▸ **Entries shown**
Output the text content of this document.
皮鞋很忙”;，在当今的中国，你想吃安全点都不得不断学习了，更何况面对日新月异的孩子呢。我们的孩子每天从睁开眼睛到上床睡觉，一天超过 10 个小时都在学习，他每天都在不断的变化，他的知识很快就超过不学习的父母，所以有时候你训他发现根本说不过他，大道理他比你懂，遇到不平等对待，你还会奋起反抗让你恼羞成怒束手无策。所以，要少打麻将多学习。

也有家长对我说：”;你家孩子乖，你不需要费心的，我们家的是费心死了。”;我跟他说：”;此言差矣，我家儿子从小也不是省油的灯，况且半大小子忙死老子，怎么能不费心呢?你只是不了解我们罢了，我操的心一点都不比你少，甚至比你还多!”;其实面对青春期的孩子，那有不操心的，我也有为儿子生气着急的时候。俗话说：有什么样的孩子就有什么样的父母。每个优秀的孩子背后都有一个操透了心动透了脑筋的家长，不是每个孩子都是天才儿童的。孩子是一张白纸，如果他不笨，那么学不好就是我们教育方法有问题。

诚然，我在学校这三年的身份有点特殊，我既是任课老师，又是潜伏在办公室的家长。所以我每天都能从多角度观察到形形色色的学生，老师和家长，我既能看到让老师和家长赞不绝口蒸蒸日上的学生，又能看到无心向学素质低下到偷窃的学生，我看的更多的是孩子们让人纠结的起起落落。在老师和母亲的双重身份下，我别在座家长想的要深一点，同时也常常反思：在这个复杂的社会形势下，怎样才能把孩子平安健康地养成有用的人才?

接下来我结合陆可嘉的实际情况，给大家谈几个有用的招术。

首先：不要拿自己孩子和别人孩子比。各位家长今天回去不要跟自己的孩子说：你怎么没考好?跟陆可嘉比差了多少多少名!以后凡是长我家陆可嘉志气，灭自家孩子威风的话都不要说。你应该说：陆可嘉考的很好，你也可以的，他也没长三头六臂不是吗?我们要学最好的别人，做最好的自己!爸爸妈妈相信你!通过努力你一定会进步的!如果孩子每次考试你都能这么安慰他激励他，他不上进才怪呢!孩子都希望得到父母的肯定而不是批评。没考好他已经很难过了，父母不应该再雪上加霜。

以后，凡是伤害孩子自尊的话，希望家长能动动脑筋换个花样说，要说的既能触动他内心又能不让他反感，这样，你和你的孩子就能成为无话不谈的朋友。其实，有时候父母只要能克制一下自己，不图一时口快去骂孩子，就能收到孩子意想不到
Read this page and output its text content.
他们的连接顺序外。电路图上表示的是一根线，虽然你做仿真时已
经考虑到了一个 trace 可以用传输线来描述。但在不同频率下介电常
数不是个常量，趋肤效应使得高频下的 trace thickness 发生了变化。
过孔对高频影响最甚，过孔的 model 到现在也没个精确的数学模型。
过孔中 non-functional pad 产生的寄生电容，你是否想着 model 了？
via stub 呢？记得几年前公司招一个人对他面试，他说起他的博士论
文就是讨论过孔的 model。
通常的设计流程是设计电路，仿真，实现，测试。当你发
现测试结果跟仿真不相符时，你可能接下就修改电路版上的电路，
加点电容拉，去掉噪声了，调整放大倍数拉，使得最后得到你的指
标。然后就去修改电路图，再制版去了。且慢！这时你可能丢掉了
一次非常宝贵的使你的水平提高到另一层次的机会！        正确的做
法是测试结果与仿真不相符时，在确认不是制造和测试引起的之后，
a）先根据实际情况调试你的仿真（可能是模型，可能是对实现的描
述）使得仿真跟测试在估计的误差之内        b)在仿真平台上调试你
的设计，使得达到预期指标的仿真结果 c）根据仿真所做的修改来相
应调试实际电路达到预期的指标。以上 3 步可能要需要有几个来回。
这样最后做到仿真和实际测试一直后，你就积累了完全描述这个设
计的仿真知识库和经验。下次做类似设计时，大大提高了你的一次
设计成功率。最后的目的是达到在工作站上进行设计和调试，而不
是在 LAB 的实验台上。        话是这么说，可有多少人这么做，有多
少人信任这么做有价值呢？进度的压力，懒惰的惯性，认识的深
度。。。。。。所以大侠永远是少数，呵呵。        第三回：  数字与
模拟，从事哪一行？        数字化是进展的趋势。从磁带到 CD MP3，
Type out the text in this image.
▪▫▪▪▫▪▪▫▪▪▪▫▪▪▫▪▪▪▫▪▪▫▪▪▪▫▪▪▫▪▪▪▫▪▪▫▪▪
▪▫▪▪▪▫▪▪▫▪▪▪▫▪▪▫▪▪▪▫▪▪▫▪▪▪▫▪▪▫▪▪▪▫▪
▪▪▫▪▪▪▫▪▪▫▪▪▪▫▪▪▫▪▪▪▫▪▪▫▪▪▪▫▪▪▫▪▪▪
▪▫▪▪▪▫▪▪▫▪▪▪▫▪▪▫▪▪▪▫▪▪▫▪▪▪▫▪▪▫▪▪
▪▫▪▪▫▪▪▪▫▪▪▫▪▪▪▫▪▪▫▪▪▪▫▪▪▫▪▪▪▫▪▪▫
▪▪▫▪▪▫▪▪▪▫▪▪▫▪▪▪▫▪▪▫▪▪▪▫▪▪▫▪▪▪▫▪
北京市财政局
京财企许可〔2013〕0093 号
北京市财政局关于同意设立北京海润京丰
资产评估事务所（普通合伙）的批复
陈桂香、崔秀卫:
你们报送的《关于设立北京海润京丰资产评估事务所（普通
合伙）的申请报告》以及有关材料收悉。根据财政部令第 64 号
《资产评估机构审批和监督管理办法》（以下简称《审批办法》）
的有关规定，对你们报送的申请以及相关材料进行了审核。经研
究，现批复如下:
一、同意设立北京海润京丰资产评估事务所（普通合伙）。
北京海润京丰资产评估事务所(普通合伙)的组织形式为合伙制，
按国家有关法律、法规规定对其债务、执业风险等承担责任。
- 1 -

▸ **Prompt**
Your task is to reproduce, exactly and exclusively, the lines from the one holding "Type out the text in this image." through the final line of the listing.

▸ **Task response**
Type out the text in this image.
▪▫▪▪▫▪▪▫▪▪▪▫▪▪▫▪▪▪▫▪▪▫▪▪▪▫▪▪▫▪▪▪▫▪▪▫▪▪
▪▫▪▪▪▫▪▪▫▪▪▪▫▪▪▫▪▪▪▫▪▪▫▪▪▪▫▪▪▫▪▪▪▫▪
▪▪▫▪▪▪▫▪▪▫▪▪▪▫▪▪▫▪▪▪▫▪▪▫▪▪▪▫▪▪▫▪▪▪
▪▫▪▪▪▫▪▪▫▪▪▪▫▪▪▫▪▪▪▫▪▪▫▪▪▪▫▪▪▫▪▪
▪▫▪▪▫▪▪▪▫▪▪▫▪▪▪▫▪▪▫▪▪▪▫▪▪▫▪▪▪▫▪▪▫
▪▪▫▪▪▫▪▪▪▫▪▪▫▪▪▪▫▪▪▫▪▪▪▫▪▪▫▪▪▪▫▪
北京市财政局
京财企许可〔2013〕0093 号
北京市财政局关于同意设立北京海润京丰
资产评估事务所（普通合伙）的批复
陈桂香、崔秀卫:
你们报送的《关于设立北京海润京丰资产评估事务所（普通
合伙）的申请报告》以及有关材料收悉。根据财政部令第 64 号
《资产评估机构审批和监督管理办法》（以下简称《审批办法》）
的有关规定，对你们报送的申请以及相关材料进行了审核。经研
究，现批复如下:
一、同意设立北京海润京丰资产评估事务所（普通合伙）。
北京海润京丰资产评估事务所(普通合伙)的组织形式为合伙制，
按国家有关法律、法规规定对其债务、执业风险等承担责任。
- 1 -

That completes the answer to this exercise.